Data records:
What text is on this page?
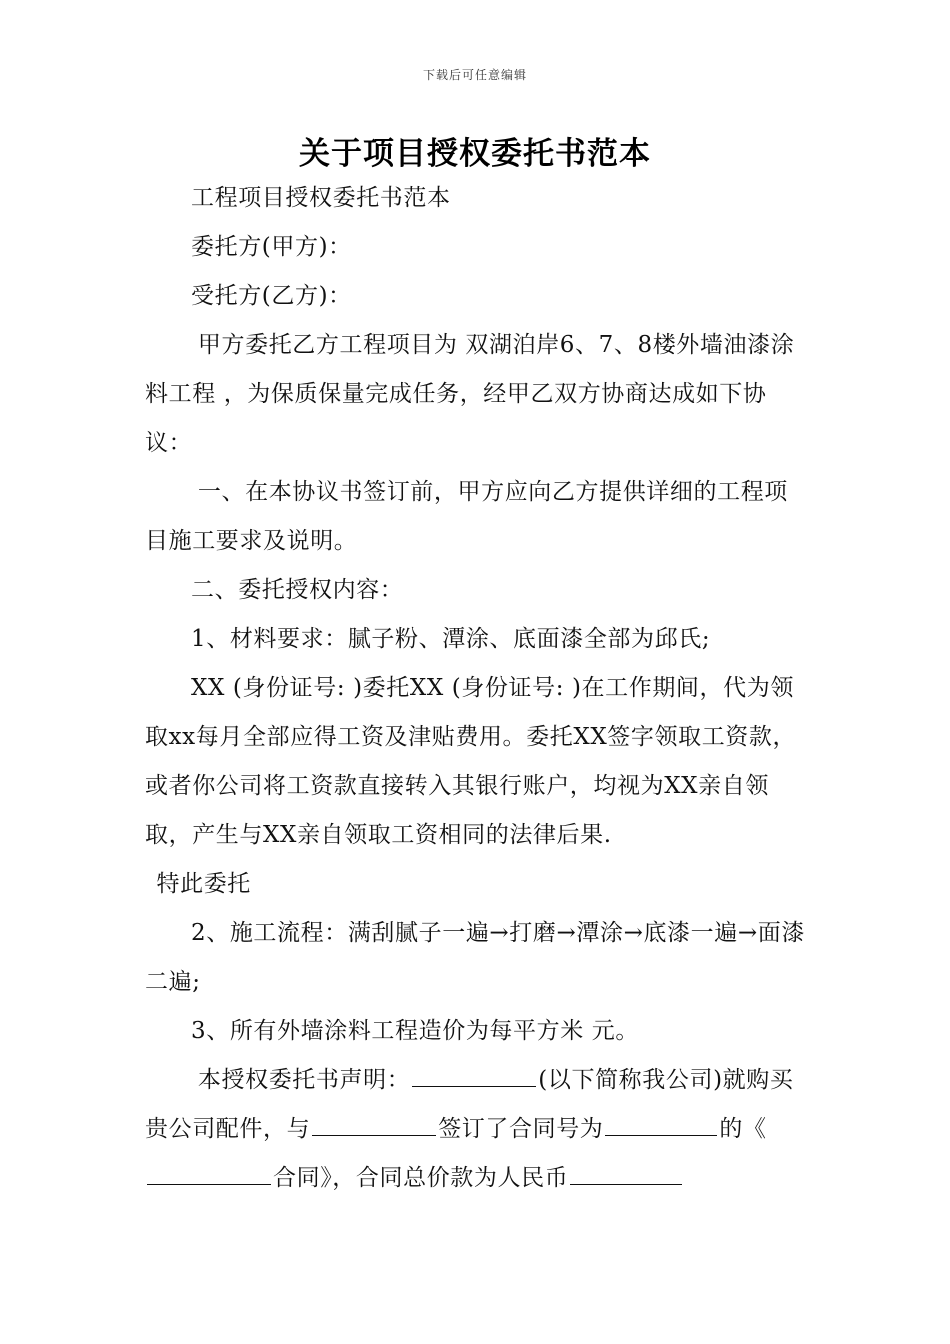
下载后可任意编辑
关于项目授权委托书范本

工程项目授权委托书范本

委托方(甲方)：

受托方(乙方)：

甲方委托乙方工程项目为 双湖泊岸6、7、8楼外墙油漆涂料工程 ，为保质保量完成任务，经甲乙双方协商达成如下协议：

一、在本协议书签订前，甲方应向乙方提供详细的工程项目施工要求及说明。

二、委托授权内容：

1、材料要求：腻子粉、潭涂、底面漆全部为邱氏;

XX (身份证号: )委托XX (身份证号: )在工作期间，代为领取xx每月全部应得工资及津贴费用。委托XX签字领取工资款，或者你公司将工资款直接转入其银行账户，均视为XX亲自领取，产生与XX亲自领取工资相同的法律后果.

特此委托

2、施工流程：满刮腻子一遍→打磨→潭涂→底漆一遍→面漆二遍;

3、所有外墙涂料工程造价为每平方米 元。

本授权委托书声明：	(以下简称我公司)就购买贵公司配件，与	签订了合同号为	的《合同》，合同总价款为人民币
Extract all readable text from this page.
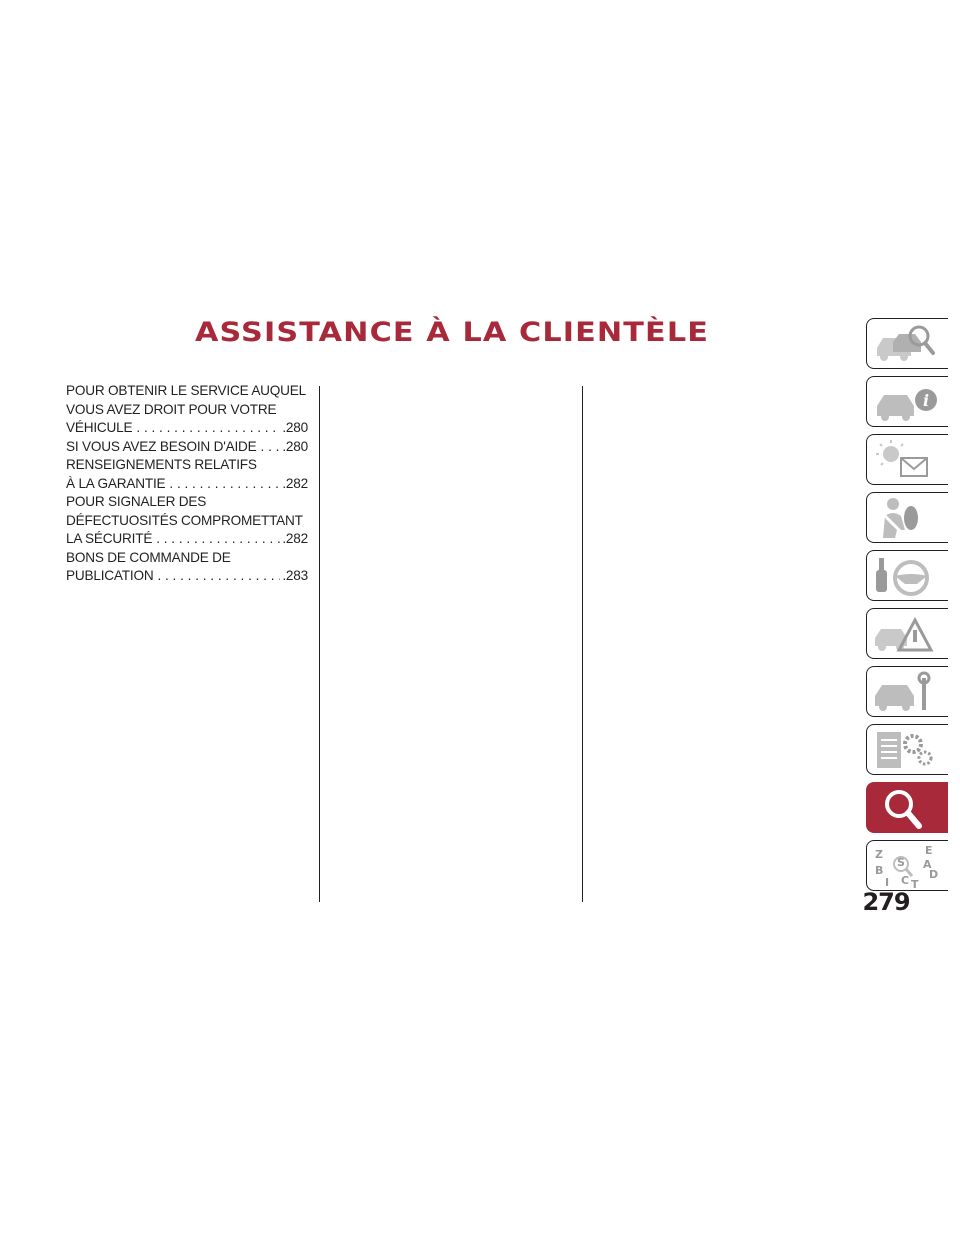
ASSISTANCE À LA CLIENTÈLE
POUR OBTENIR LE SERVICE AUQUEL
VOUS AVEZ DROIT POUR VOTRE
VÉHICULE . . .	.280
SI VOUS AVEZ BESOIN D'AIDE . . . .280
RENSEIGNEMENTS RELATIFS
À LA GARANTIE . . .	.282
POUR SIGNALER DES
DÉFECTUOSITÉS COMPROMETTANT
LA SÉCURITÉ . . .	.282
BONS DE COMMANDE DE
PUBLICATION . . .	.283
i
Z	E
S A
B	D
I C T
279
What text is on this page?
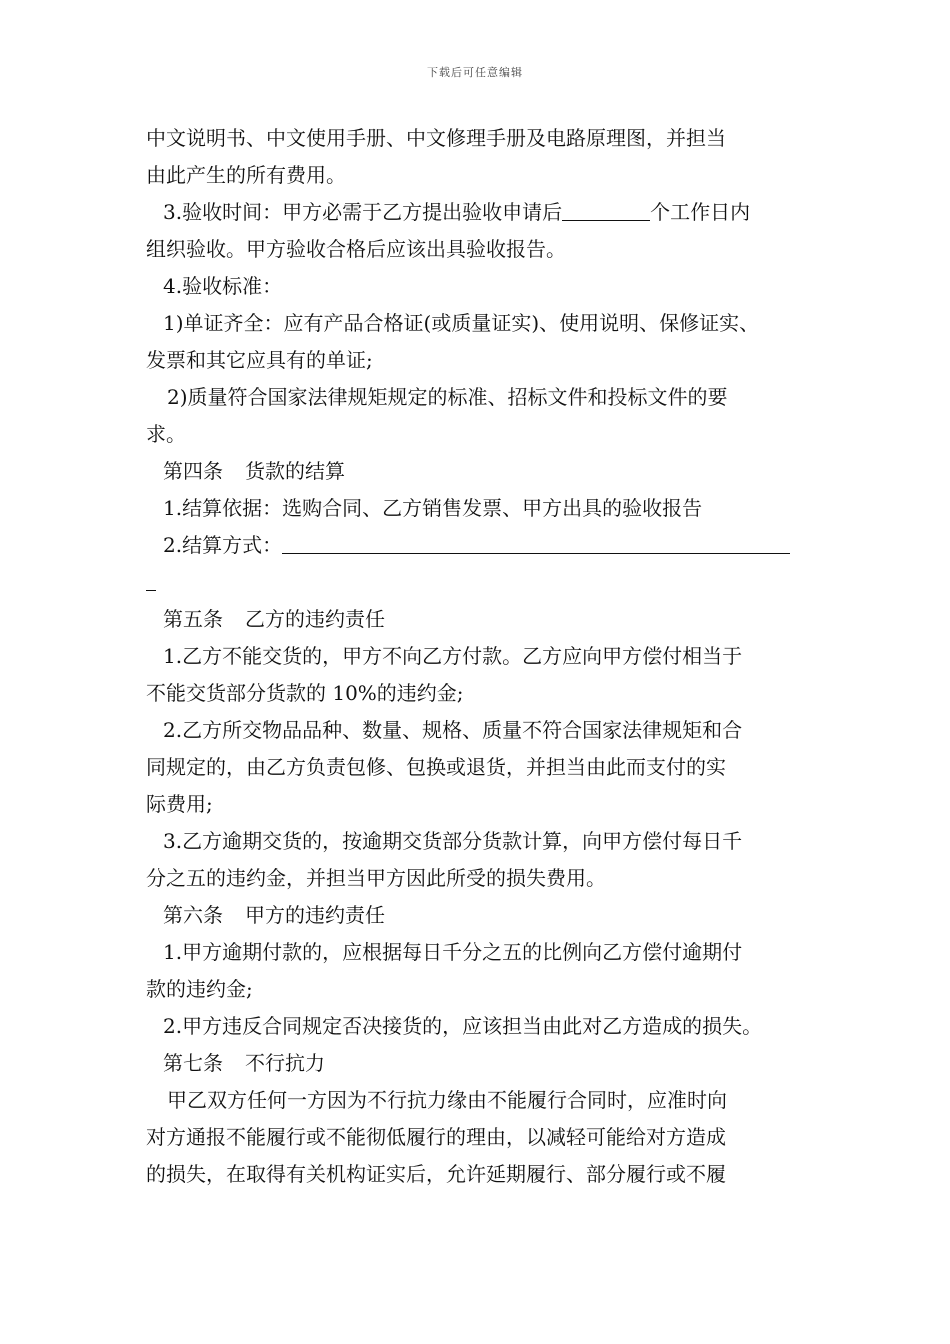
下载后可任意编辑
中文说明书、中文使用手册、中文修理手册及电路原理图，并担当
由此产生的所有费用。
3.验收时间：甲方必需于乙方提出验收申请后	个工作日内
组织验收。甲方验收合格后应该出具验收报告。
4.验收标准：
1)单证齐全：应有产品合格证(或质量证实)、使用说明、保修证实、
发票和其它应具有的单证;
2)质量符合国家法律规矩规定的标准、招标文件和投标文件的要
求。
第四条 货款的结算
1.结算依据：选购合同、乙方销售发票、甲方出具的验收报告
2.结算方式：
第五条 乙方的违约责任
1.乙方不能交货的，甲方不向乙方付款。乙方应向甲方偿付相当于
不能交货部分货款的 10%的违约金;
2.乙方所交物品品种、数量、规格、质量不符合国家法律规矩和合
同规定的，由乙方负责包修、包换或退货，并担当由此而支付的实
际费用;
3.乙方逾期交货的，按逾期交货部分货款计算，向甲方偿付每日千
分之五的违约金，并担当甲方因此所受的损失费用。
第六条 甲方的违约责任
1.甲方逾期付款的，应根据每日千分之五的比例向乙方偿付逾期付
款的违约金;
2.甲方违反合同规定否决接货的，应该担当由此对乙方造成的损失。
第七条 不行抗力
甲乙双方任何一方因为不行抗力缘由不能履行合同时，应准时向
对方通报不能履行或不能彻低履行的理由，以减轻可能给对方造成
的损失，在取得有关机构证实后，允许延期履行、部分履行或不履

PROBLEM REQUIREMENTS> Set down the complete material exactly, but do not include the images.

RESULT>
What text is on this page?
下载后可任意编辑
关于项目授权委托书范本

工程项目授权委托书范本

委托方(甲方)：

受托方(乙方)：

甲方委托乙方工程项目为 双湖泊岸6、7、8楼外墙油漆涂料工程 ，为保质保量完成任务，经甲乙双方协商达成如下协议：

一、在本协议书签订前，甲方应向乙方提供详细的工程项目施工要求及说明。

二、委托授权内容：

1、材料要求：腻子粉、潭涂、底面漆全部为邱氏;

XX (身份证号: )委托XX (身份证号: )在工作期间，代为领取xx每月全部应得工资及津贴费用。委托XX签字领取工资款，或者你公司将工资款直接转入其银行账户，均视为XX亲自领取，产生与XX亲自领取工资相同的法律后果.

特此委托

2、施工流程：满刮腻子一遍→打磨→潭涂→底漆一遍→面漆二遍;

3、所有外墙涂料工程造价为每平方米 元。

本授权委托书声明：	(以下简称我公司)就购买贵公司配件，与	签订了合同号为	的《合同》，合同总价款为人民币
Extract all readable text from this page.
ASSISTANCE À LA CLIENTÈLE
POUR OBTENIR LE SERVICE AUQUEL
VOUS AVEZ DROIT POUR VOTRE
VÉHICULE . . .	.280
SI VOUS AVEZ BESOIN D'AIDE . . . .280
RENSEIGNEMENTS RELATIFS
À LA GARANTIE . . .	.282
POUR SIGNALER DES
DÉFECTUOSITÉS COMPROMETTANT
LA SÉCURITÉ . . .	.282
BONS DE COMMANDE DE
PUBLICATION . . .	.283
i
Z	E
S A
B	D
I C T
279
What text is on this page?
下载后可任意编辑
中文说明书、中文使用手册、中文修理手册及电路原理图，并担当
由此产生的所有费用。
3.验收时间：甲方必需于乙方提出验收申请后	个工作日内
组织验收。甲方验收合格后应该出具验收报告。
4.验收标准：
1)单证齐全：应有产品合格证(或质量证实)、使用说明、保修证实、
发票和其它应具有的单证;
2)质量符合国家法律规矩规定的标准、招标文件和投标文件的要
求。
第四条 货款的结算
1.结算依据：选购合同、乙方销售发票、甲方出具的验收报告
2.结算方式：
第五条 乙方的违约责任
1.乙方不能交货的，甲方不向乙方付款。乙方应向甲方偿付相当于
不能交货部分货款的 10%的违约金;
2.乙方所交物品品种、数量、规格、质量不符合国家法律规矩和合
同规定的，由乙方负责包修、包换或退货，并担当由此而支付的实
际费用;
3.乙方逾期交货的，按逾期交货部分货款计算，向甲方偿付每日千
分之五的违约金，并担当甲方因此所受的损失费用。
第六条 甲方的违约责任
1.甲方逾期付款的，应根据每日千分之五的比例向乙方偿付逾期付
款的违约金;
2.甲方违反合同规定否决接货的，应该担当由此对乙方造成的损失。
第七条 不行抗力
甲乙双方任何一方因为不行抗力缘由不能履行合同时，应准时向
对方通报不能履行或不能彻低履行的理由，以减轻可能给对方造成
的损失，在取得有关机构证实后，允许延期履行、部分履行或不履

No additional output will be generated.